Exercise instructions.
Write the number of lines holding the word "两项管理创新", and nothing else.

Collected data
★ ★ ★

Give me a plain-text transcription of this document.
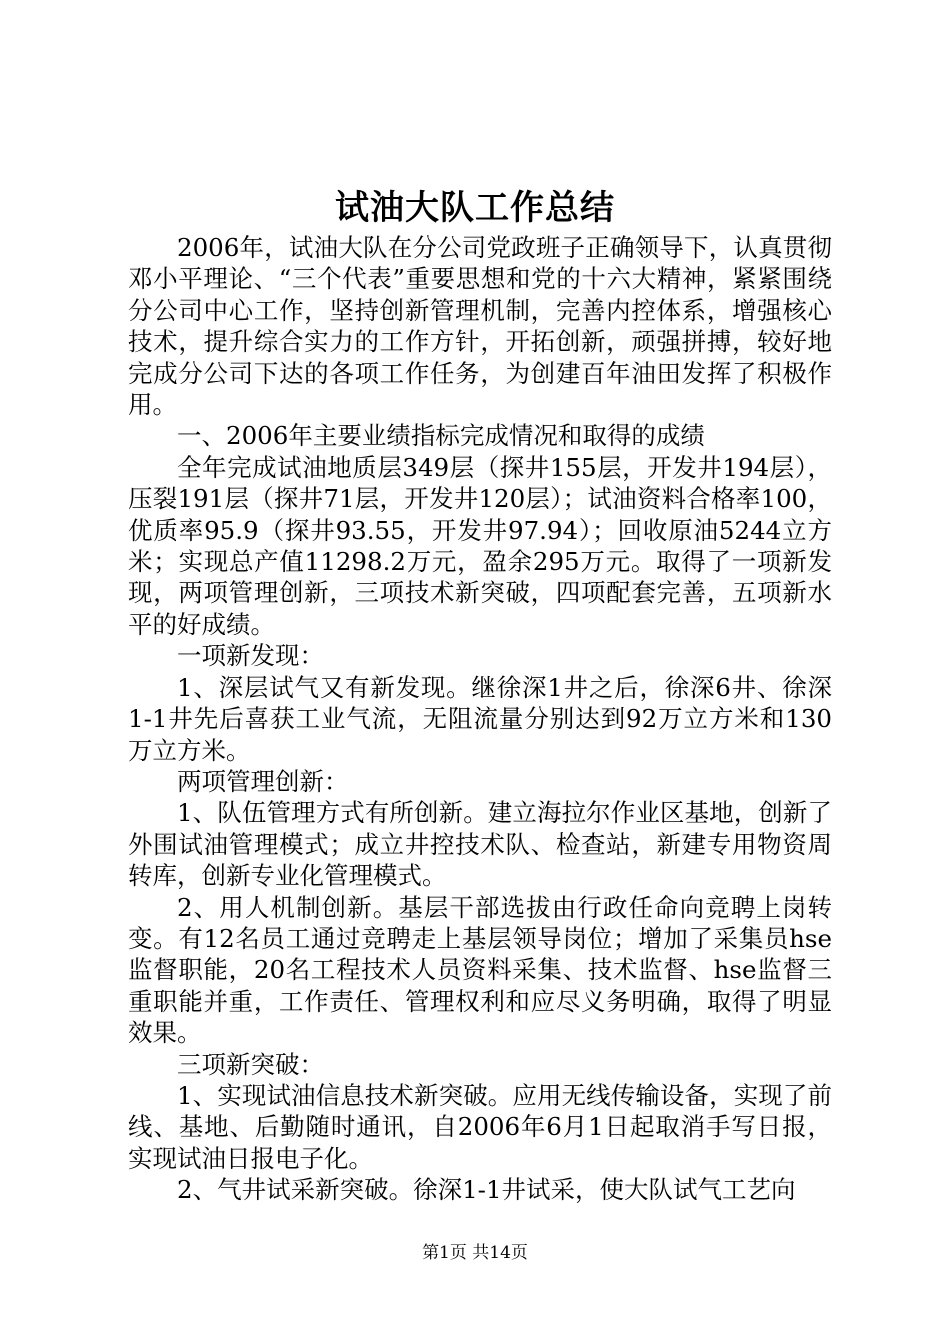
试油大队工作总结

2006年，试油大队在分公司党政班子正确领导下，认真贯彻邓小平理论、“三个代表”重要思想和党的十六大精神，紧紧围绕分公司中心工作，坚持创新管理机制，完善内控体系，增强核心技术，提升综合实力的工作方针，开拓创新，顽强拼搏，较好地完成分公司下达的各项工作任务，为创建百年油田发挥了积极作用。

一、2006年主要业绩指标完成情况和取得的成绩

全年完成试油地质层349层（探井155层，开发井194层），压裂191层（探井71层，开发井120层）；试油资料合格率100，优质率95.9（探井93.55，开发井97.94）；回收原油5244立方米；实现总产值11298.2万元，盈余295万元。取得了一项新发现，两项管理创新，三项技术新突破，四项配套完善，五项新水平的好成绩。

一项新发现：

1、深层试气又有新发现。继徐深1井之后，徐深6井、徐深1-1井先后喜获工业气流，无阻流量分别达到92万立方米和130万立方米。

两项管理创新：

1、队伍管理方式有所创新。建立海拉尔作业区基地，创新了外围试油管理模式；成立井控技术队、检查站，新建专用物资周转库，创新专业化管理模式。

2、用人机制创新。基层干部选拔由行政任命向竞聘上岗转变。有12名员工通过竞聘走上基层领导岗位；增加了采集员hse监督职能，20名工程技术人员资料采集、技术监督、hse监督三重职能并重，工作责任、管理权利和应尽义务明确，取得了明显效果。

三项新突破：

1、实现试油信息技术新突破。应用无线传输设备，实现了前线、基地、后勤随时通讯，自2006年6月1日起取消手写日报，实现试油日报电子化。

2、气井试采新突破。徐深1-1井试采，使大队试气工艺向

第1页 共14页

★ ★ ★

Response to the exercise.
2